→ **Your task**
In the entries below, count every line with the word "records". Return only the count.
# # #
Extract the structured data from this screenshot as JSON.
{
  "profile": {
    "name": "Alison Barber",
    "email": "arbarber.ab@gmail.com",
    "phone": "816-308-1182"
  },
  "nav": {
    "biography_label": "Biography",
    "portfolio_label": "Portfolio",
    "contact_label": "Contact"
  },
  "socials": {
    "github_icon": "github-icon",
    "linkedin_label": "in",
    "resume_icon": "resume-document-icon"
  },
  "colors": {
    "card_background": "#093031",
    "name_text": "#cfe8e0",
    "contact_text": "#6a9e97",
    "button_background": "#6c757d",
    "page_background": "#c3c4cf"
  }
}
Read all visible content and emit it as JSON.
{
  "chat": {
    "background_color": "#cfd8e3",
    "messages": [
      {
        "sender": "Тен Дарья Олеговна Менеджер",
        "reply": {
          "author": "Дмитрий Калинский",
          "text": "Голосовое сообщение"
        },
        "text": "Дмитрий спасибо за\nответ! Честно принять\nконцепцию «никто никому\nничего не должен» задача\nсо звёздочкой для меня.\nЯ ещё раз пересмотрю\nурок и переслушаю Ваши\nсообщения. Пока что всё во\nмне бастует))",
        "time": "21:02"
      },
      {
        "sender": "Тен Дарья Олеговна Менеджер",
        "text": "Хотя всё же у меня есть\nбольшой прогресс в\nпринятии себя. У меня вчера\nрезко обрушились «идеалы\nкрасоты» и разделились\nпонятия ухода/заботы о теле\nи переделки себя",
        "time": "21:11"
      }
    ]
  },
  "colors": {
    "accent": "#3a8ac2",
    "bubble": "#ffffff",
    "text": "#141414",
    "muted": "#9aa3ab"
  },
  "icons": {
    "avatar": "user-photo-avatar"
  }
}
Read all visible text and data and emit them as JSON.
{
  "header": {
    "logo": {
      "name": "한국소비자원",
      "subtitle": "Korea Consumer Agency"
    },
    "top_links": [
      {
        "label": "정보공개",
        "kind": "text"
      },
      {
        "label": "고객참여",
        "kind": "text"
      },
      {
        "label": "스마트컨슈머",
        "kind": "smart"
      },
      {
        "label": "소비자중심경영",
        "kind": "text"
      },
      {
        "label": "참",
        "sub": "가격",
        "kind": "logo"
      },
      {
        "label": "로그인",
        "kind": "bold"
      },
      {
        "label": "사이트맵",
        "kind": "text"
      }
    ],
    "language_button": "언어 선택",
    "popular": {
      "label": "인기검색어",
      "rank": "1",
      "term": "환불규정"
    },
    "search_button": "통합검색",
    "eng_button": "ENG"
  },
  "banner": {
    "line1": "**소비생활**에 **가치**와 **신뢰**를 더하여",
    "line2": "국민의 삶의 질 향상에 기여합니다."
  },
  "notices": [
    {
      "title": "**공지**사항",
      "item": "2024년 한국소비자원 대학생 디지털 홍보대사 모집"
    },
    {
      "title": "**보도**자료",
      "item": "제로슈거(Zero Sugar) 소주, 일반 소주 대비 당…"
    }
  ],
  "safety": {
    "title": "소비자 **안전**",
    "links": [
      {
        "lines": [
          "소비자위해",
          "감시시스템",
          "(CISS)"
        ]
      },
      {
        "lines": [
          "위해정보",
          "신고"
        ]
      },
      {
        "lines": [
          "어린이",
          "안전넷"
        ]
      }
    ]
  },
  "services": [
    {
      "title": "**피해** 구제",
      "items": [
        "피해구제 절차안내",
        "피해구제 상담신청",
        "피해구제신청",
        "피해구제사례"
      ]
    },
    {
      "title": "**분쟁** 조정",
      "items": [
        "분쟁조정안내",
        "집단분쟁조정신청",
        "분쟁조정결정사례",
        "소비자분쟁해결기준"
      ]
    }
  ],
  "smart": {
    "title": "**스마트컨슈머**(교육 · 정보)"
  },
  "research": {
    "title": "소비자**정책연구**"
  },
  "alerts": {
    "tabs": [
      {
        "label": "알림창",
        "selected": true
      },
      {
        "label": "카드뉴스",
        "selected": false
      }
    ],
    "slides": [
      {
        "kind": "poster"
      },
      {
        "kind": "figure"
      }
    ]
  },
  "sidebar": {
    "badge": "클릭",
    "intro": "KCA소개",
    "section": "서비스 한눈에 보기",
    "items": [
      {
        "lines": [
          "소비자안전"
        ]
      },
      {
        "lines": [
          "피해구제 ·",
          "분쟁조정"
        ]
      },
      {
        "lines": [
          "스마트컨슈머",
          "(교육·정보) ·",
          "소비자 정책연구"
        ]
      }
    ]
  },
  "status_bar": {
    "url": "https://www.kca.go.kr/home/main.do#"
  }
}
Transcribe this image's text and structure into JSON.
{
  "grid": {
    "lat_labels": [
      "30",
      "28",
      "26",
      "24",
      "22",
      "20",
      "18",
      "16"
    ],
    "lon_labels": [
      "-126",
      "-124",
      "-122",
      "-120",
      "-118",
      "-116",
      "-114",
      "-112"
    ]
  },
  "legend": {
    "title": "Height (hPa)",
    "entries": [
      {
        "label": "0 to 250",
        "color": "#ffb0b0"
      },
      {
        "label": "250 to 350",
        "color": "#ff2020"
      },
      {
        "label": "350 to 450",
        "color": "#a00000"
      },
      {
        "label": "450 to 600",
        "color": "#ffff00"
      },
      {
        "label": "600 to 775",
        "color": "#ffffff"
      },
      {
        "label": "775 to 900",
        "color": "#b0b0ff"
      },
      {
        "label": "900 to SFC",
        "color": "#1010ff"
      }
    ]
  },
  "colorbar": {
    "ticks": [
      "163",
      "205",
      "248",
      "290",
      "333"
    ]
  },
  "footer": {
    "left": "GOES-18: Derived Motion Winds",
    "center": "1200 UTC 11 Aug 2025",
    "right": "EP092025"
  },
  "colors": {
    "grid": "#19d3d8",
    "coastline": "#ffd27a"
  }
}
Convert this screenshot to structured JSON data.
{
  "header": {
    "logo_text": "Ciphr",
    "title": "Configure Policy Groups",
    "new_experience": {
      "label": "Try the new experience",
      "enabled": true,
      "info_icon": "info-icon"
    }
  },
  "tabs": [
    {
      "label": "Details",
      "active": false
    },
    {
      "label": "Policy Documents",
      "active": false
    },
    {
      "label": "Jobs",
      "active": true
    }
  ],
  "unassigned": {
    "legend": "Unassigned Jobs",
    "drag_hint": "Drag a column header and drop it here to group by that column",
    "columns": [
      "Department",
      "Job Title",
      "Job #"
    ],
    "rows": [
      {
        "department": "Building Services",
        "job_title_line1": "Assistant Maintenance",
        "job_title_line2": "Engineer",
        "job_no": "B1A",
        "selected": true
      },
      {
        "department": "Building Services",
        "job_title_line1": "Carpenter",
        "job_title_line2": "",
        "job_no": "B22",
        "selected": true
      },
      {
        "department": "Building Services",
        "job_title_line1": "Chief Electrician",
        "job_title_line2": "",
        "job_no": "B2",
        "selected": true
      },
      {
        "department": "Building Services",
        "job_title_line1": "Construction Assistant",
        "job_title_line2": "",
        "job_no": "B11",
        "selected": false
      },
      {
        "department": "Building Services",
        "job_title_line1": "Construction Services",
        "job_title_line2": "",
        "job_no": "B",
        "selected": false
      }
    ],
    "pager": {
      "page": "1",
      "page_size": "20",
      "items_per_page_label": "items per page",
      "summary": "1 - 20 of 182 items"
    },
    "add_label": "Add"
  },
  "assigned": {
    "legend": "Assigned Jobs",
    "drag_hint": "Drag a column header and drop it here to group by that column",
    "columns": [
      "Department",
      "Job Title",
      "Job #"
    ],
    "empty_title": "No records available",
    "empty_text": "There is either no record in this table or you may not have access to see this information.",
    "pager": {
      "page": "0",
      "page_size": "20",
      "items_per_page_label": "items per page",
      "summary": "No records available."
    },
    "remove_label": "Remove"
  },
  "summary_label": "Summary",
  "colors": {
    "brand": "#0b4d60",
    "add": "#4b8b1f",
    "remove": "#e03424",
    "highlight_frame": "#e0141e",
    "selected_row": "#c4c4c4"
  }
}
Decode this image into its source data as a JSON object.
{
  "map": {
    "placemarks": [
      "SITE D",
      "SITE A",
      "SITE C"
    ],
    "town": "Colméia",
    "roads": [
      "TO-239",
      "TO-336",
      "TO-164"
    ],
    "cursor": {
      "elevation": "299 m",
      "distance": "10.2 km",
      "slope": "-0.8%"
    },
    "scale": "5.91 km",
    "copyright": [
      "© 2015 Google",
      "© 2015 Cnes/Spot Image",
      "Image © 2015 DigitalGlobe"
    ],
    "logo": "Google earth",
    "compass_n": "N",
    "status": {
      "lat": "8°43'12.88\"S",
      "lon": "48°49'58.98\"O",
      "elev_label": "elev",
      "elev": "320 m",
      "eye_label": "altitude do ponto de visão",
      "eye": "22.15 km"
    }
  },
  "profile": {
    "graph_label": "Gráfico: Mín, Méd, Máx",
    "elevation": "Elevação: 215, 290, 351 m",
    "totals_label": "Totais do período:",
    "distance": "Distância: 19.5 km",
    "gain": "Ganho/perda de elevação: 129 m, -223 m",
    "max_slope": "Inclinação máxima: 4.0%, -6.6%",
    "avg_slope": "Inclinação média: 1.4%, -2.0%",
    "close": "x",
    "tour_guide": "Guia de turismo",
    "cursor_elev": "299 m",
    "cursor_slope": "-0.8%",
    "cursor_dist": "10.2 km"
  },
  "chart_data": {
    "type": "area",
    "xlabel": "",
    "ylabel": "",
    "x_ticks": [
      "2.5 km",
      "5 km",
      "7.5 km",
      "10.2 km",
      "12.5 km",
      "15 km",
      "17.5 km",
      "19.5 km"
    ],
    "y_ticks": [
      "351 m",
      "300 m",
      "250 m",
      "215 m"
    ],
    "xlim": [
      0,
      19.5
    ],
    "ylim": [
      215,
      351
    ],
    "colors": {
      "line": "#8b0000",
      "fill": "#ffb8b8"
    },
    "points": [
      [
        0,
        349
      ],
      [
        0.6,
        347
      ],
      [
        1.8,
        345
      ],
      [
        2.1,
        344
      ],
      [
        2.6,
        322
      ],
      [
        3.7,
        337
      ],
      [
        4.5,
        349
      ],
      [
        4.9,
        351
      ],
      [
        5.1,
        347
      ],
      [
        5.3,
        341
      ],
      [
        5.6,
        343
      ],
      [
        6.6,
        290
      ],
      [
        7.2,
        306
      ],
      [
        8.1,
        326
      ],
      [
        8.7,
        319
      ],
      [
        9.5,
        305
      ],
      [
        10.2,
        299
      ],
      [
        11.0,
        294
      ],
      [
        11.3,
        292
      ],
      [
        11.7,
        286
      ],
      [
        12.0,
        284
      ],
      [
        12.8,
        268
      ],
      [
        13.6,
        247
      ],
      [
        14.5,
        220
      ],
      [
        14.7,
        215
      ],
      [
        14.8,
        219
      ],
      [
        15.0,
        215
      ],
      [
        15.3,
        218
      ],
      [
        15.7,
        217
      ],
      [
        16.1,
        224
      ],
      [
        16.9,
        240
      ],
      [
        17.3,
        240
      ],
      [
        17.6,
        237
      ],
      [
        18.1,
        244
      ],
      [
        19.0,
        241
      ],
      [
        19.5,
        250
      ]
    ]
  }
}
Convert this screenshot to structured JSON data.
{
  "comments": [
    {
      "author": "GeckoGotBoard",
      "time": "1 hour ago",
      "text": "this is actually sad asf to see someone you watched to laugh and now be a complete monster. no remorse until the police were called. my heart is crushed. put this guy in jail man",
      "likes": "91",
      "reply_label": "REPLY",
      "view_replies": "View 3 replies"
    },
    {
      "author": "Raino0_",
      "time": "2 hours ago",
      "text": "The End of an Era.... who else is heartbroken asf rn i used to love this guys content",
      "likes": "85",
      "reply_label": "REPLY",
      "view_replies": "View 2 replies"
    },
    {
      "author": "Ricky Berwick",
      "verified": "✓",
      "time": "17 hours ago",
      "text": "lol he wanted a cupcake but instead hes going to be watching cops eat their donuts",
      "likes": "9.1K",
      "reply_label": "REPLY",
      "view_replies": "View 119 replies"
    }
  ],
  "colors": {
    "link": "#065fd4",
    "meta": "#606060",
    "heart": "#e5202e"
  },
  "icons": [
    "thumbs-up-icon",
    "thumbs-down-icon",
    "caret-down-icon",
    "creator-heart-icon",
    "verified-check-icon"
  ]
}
# # #
→ **Response to this task**
2